Reproduce each line of the records below verbatim, covering all of them, and leave out any pictures.
───── Entries shown ─────
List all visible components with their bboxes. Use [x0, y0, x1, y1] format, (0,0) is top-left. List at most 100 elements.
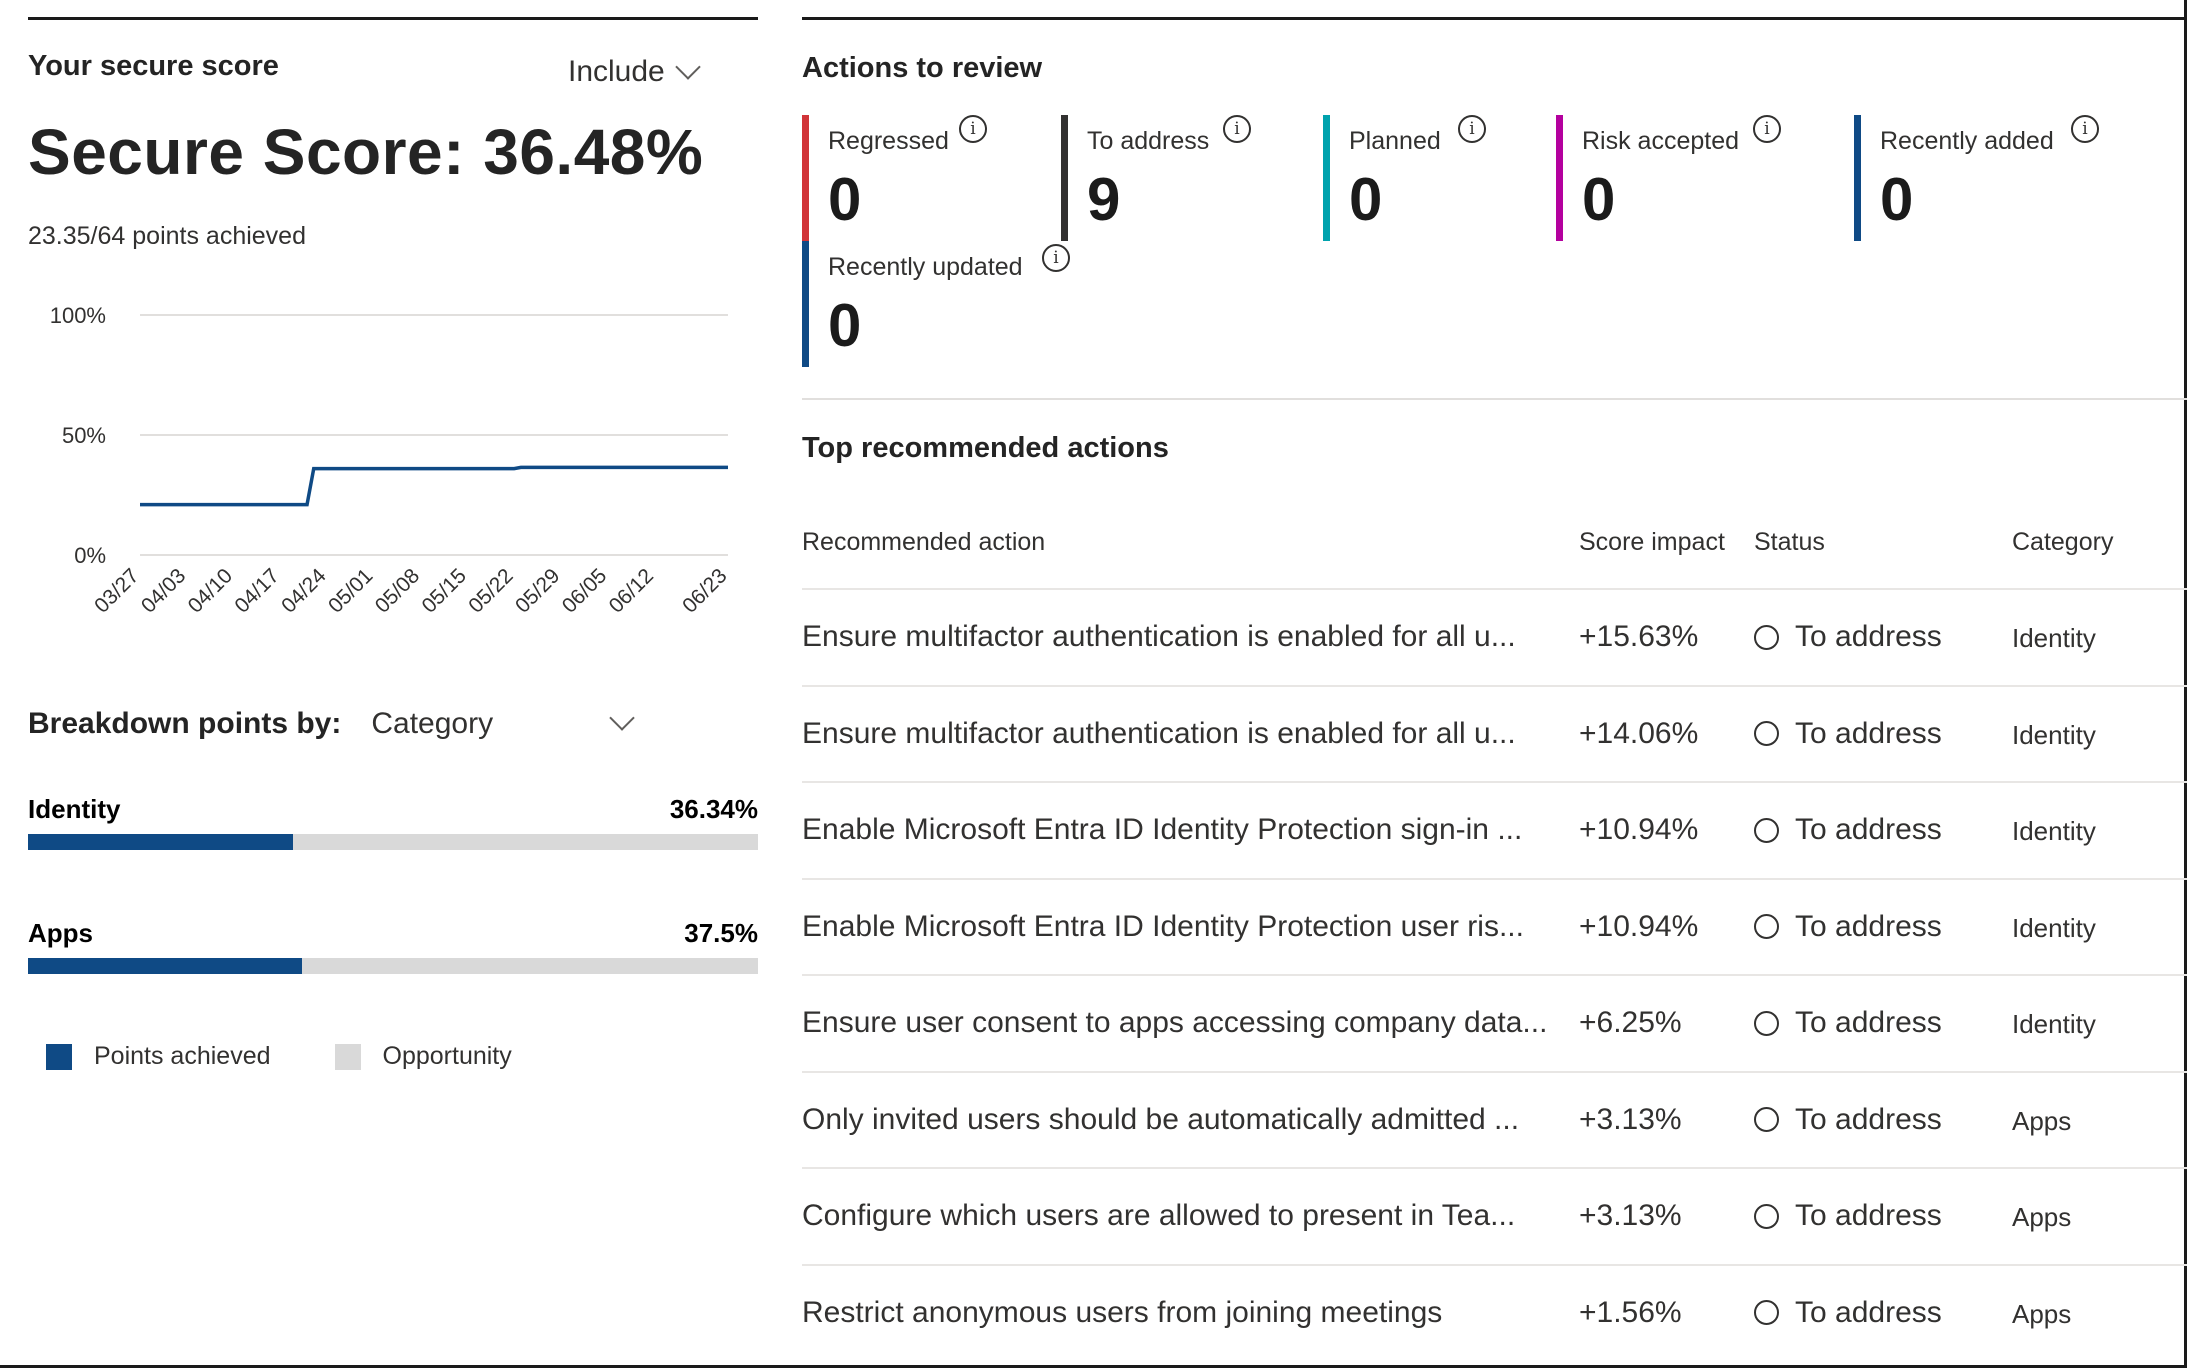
secure-score-value: Secure Score: 36.48%: [28, 116, 704, 188]
status-label: To address: [1795, 1006, 1942, 1039]
chevron-down-icon: [675, 54, 701, 80]
status-label: To address: [1795, 813, 1942, 846]
score-impact: +15.63%: [1579, 620, 1699, 653]
y-tick-label: 100%: [50, 303, 106, 328]
legend-item-opportunity: Opportunity: [334, 1042, 512, 1071]
action-name-link[interactable]: Ensure multifactor authentication is ena…: [802, 716, 1516, 750]
action-name-link[interactable]: Ensure user consent to apps accessing co…: [802, 1006, 1548, 1039]
tile-label: Recently added: [1880, 127, 2054, 155]
status-label: To address: [1795, 909, 1942, 943]
score-impact: +10.94%: [1579, 813, 1699, 846]
chevron-down-icon: [609, 705, 635, 731]
tile-label: To address: [1087, 127, 1210, 155]
tile-label: Recently updated: [828, 253, 1023, 281]
table-row[interactable]: Enable Microsoft Entra ID Identity Prote…: [802, 781, 2187, 878]
include-label: Include: [568, 55, 665, 88]
action-name-link[interactable]: Restrict anonymous users from joining me…: [802, 1295, 1443, 1329]
score-history-chart: 100%50%0%03/2704/0304/1004/1704/2405/010…: [50, 303, 732, 618]
column-header-category[interactable]: Category: [2012, 528, 2114, 556]
status-label: To address: [1795, 1295, 1942, 1329]
table-row[interactable]: Ensure multifactor authentication is ena…: [802, 588, 2187, 685]
legend-swatch: [46, 1043, 72, 1070]
x-tick-label: 06/23: [678, 564, 731, 617]
info-icon[interactable]: i: [1223, 115, 1251, 143]
score-impact: +14.06%: [1579, 716, 1699, 750]
info-icon[interactable]: i: [959, 115, 987, 143]
status-cell: To address: [1754, 1006, 1942, 1040]
score-impact: +3.13%: [1579, 1102, 1682, 1136]
breakdown-selector[interactable]: Breakdown points by: Category: [28, 705, 635, 741]
table-row[interactable]: Configure which users are allowed to pre…: [802, 1167, 2187, 1264]
action-name-link[interactable]: Configure which users are allowed to pre…: [802, 1199, 1516, 1232]
tile-recently-updated[interactable]: Recently updated i 0: [802, 241, 1070, 367]
tile-risk-accepted[interactable]: Risk accepted i 0: [1556, 115, 1796, 241]
category-cell: Identity: [2012, 623, 2096, 653]
status-cell: To address: [1754, 1103, 1942, 1137]
x-tick-label: 05/22: [464, 564, 517, 617]
x-tick-label: 05/01: [324, 564, 377, 617]
actions-to-review-title: Actions to review: [802, 52, 1043, 84]
column-header-status[interactable]: Status: [1754, 528, 1825, 556]
score-impact: +10.94%: [1579, 909, 1699, 943]
secure-score-panel: Your secure score Include Secure Score: …: [28, 0, 758, 1368]
x-tick-label: 03/27: [90, 564, 143, 617]
category-cell: Identity: [2012, 816, 2096, 846]
table-row[interactable]: Restrict anonymous users from joining me…: [802, 1263, 2187, 1361]
info-icon[interactable]: i: [1458, 115, 1486, 143]
table-row[interactable]: Ensure multifactor authentication is ena…: [802, 684, 2187, 782]
tile-to-address[interactable]: To address i 9: [1061, 115, 1301, 241]
section-divider: [802, 398, 2187, 400]
status-circle-icon: [1754, 721, 1779, 746]
category-progress-fill: [28, 834, 294, 850]
status-circle-icon: [1754, 1107, 1779, 1132]
tile-accent-bar: [1061, 115, 1068, 241]
legend-label: Points achieved: [94, 1042, 271, 1070]
breakdown-legend: Points achieved Opportunity: [46, 1042, 576, 1071]
tile-label: Risk accepted: [1582, 127, 1740, 155]
tile-accent-bar: [802, 241, 809, 367]
column-header-action[interactable]: Recommended action: [802, 528, 1046, 556]
tile-label: Planned: [1349, 127, 1441, 155]
category-progress-track: [28, 958, 758, 974]
action-name-link[interactable]: Enable Microsoft Entra ID Identity Prote…: [802, 813, 1523, 846]
include-dropdown[interactable]: Include: [568, 54, 701, 89]
action-name-link[interactable]: Ensure multifactor authentication is ena…: [802, 620, 1516, 653]
tile-recently-added[interactable]: Recently added i 0: [1854, 115, 2099, 241]
status-label: To address: [1795, 1199, 1942, 1232]
tile-regressed[interactable]: Regressed i 0: [802, 115, 1042, 241]
status-circle-icon: [1754, 914, 1779, 939]
info-icon[interactable]: i: [1042, 244, 1070, 272]
status-circle-icon: [1754, 1300, 1779, 1325]
action-name-link[interactable]: Only invited users should be automatical…: [802, 1102, 1520, 1136]
score-series-line: [140, 465, 728, 507]
tile-value: 0: [1349, 166, 1383, 233]
status-cell: To address: [1754, 1296, 1942, 1330]
info-icon[interactable]: i: [2071, 115, 2099, 143]
status-label: To address: [1795, 716, 1942, 750]
x-tick-label: 04/10: [184, 564, 237, 617]
score-impact: +1.56%: [1579, 1295, 1682, 1329]
info-icon[interactable]: i: [1753, 115, 1781, 143]
recommended-actions-table: Ensure multifactor authentication is ena…: [802, 588, 2187, 1360]
status-circle-icon: [1754, 1010, 1779, 1036]
category-cell: Apps: [2012, 1105, 2072, 1136]
action-name-link[interactable]: Enable Microsoft Entra ID Identity Prote…: [802, 909, 1524, 943]
tile-accent-bar: [1323, 115, 1330, 241]
category-cell: Apps: [2012, 1202, 2072, 1232]
tile-planned[interactable]: Planned i 0: [1323, 115, 1563, 241]
tile-value: 0: [1880, 166, 1914, 233]
table-row[interactable]: Only invited users should be automatical…: [802, 1070, 2187, 1168]
breakdown-label: Breakdown points by:: [28, 707, 342, 740]
category-cell: Identity: [2012, 912, 2096, 943]
category-percent: 36.34%: [669, 794, 758, 824]
table-row[interactable]: Enable Microsoft Entra ID Identity Prote…: [802, 877, 2187, 975]
table-row[interactable]: Ensure user consent to apps accessing co…: [802, 974, 2187, 1071]
x-tick-label: 05/29: [511, 564, 564, 617]
status-cell: To address: [1754, 620, 1942, 654]
x-tick-label: 05/15: [418, 564, 471, 617]
x-tick-label: 06/12: [605, 564, 658, 617]
y-tick-label: 0%: [74, 543, 106, 568]
tile-label: Regressed: [828, 127, 949, 155]
tile-value: 0: [828, 292, 862, 359]
column-header-impact[interactable]: Score impact: [1579, 528, 1725, 556]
─────
— Written answer —
List all visible components with their bboxes. Use [x0, y0, x1, y1] format, (0,0) is top-left. List at most 100 elements.
secure-score-value: Secure Score: 36.48%: [28, 116, 704, 188]
status-label: To address: [1795, 1006, 1942, 1039]
chevron-down-icon: [675, 54, 701, 80]
status-label: To address: [1795, 813, 1942, 846]
score-impact: +15.63%: [1579, 620, 1699, 653]
y-tick-label: 100%: [50, 303, 106, 328]
legend-item-opportunity: Opportunity: [334, 1042, 512, 1071]
action-name-link[interactable]: Ensure multifactor authentication is ena…: [802, 716, 1516, 750]
action-name-link[interactable]: Ensure user consent to apps accessing co…: [802, 1006, 1548, 1039]
tile-label: Recently added: [1880, 127, 2054, 155]
status-label: To address: [1795, 909, 1942, 943]
score-impact: +10.94%: [1579, 813, 1699, 846]
chevron-down-icon: [609, 705, 635, 731]
tile-label: To address: [1087, 127, 1210, 155]
tile-label: Recently updated: [828, 253, 1023, 281]
table-row[interactable]: Enable Microsoft Entra ID Identity Prote…: [802, 781, 2187, 878]
include-label: Include: [568, 55, 665, 88]
action-name-link[interactable]: Restrict anonymous users from joining me…: [802, 1295, 1443, 1329]
score-history-chart: 100%50%0%03/2704/0304/1004/1704/2405/010…: [50, 303, 732, 618]
column-header-category[interactable]: Category: [2012, 528, 2114, 556]
status-label: To address: [1795, 1295, 1942, 1329]
table-row[interactable]: Ensure multifactor authentication is ena…: [802, 588, 2187, 685]
legend-swatch: [46, 1043, 72, 1070]
x-tick-label: 06/23: [678, 564, 731, 617]
info-icon[interactable]: i: [1223, 115, 1251, 143]
score-impact: +14.06%: [1579, 716, 1699, 750]
info-icon[interactable]: i: [959, 115, 987, 143]
status-cell: To address: [1754, 1006, 1942, 1040]
score-impact: +3.13%: [1579, 1102, 1682, 1136]
breakdown-selector[interactable]: Breakdown points by: Category: [28, 705, 635, 741]
table-row[interactable]: Configure which users are allowed to pre…: [802, 1167, 2187, 1264]
action-name-link[interactable]: Configure which users are allowed to pre…: [802, 1199, 1516, 1232]
tile-recently-updated[interactable]: Recently updated i 0: [802, 241, 1070, 367]
tile-risk-accepted[interactable]: Risk accepted i 0: [1556, 115, 1796, 241]
category-cell: Identity: [2012, 623, 2096, 653]
status-cell: To address: [1754, 1103, 1942, 1137]
x-tick-label: 05/22: [464, 564, 517, 617]
x-tick-label: 05/01: [324, 564, 377, 617]
actions-to-review-title: Actions to review: [802, 52, 1043, 84]
column-header-status[interactable]: Status: [1754, 528, 1825, 556]
score-impact: +10.94%: [1579, 909, 1699, 943]
secure-score-panel: Your secure score Include Secure Score: …: [28, 0, 758, 1368]
x-tick-label: 03/27: [90, 564, 143, 617]
category-cell: Identity: [2012, 816, 2096, 846]
table-row[interactable]: Restrict anonymous users from joining me…: [802, 1263, 2187, 1361]
info-icon[interactable]: i: [1458, 115, 1486, 143]
table-row[interactable]: Ensure multifactor authentication is ena…: [802, 684, 2187, 782]
tile-to-address[interactable]: To address i 9: [1061, 115, 1301, 241]
section-divider: [802, 398, 2187, 400]
status-circle-icon: [1754, 721, 1779, 746]
category-progress-fill: [28, 834, 294, 850]
status-circle-icon: [1754, 1107, 1779, 1132]
tile-accent-bar: [1061, 115, 1068, 241]
legend-label: Points achieved: [94, 1042, 271, 1070]
breakdown-legend: Points achieved Opportunity: [46, 1042, 576, 1071]
tile-label: Risk accepted: [1582, 127, 1740, 155]
tile-accent-bar: [802, 241, 809, 367]
column-header-action[interactable]: Recommended action: [802, 528, 1046, 556]
tile-label: Planned: [1349, 127, 1441, 155]
category-progress-track: [28, 958, 758, 974]
action-name-link[interactable]: Enable Microsoft Entra ID Identity Prote…: [802, 813, 1523, 846]
include-dropdown[interactable]: Include: [568, 54, 701, 89]
action-name-link[interactable]: Ensure multifactor authentication is ena…: [802, 620, 1516, 653]
tile-recently-added[interactable]: Recently added i 0: [1854, 115, 2099, 241]
status-label: To address: [1795, 1199, 1942, 1232]
tile-regressed[interactable]: Regressed i 0: [802, 115, 1042, 241]
status-circle-icon: [1754, 914, 1779, 939]
info-icon[interactable]: i: [1042, 244, 1070, 272]
status-circle-icon: [1754, 1300, 1779, 1325]
action-name-link[interactable]: Only invited users should be automatical…: [802, 1102, 1520, 1136]
score-series-line: [140, 465, 728, 507]
tile-value: 0: [1349, 166, 1383, 233]
status-cell: To address: [1754, 1296, 1942, 1330]
info-icon[interactable]: i: [2071, 115, 2099, 143]
status-label: To address: [1795, 716, 1942, 750]
x-tick-label: 04/10: [184, 564, 237, 617]
score-impact: +1.56%: [1579, 1295, 1682, 1329]
info-icon[interactable]: i: [1753, 115, 1781, 143]
recommended-actions-table: Ensure multifactor authentication is ena…: [802, 588, 2187, 1360]
status-circle-icon: [1754, 1010, 1779, 1036]
category-cell: Apps: [2012, 1105, 2072, 1136]
action-name-link[interactable]: Enable Microsoft Entra ID Identity Prote…: [802, 909, 1524, 943]
tile-accent-bar: [1323, 115, 1330, 241]
category-cell: Apps: [2012, 1202, 2072, 1232]
tile-planned[interactable]: Planned i 0: [1323, 115, 1563, 241]
tile-value: 0: [1880, 166, 1914, 233]
table-row[interactable]: Only invited users should be automatical…: [802, 1070, 2187, 1168]
breakdown-label: Breakdown points by:: [28, 707, 342, 740]
category-cell: Identity: [2012, 912, 2096, 943]
category-percent: 36.34%: [669, 794, 758, 824]
table-row[interactable]: Enable Microsoft Entra ID Identity Prote…: [802, 877, 2187, 975]
table-row[interactable]: Ensure user consent to apps accessing co…: [802, 974, 2187, 1071]
x-tick-label: 05/29: [511, 564, 564, 617]
status-cell: To address: [1754, 620, 1942, 654]
x-tick-label: 05/15: [418, 564, 471, 617]
x-tick-label: 06/12: [605, 564, 658, 617]
y-tick-label: 0%: [74, 543, 106, 568]
tile-label: Regressed: [828, 127, 949, 155]
tile-value: 0: [828, 292, 862, 359]
column-header-impact[interactable]: Score impact: [1579, 528, 1725, 556]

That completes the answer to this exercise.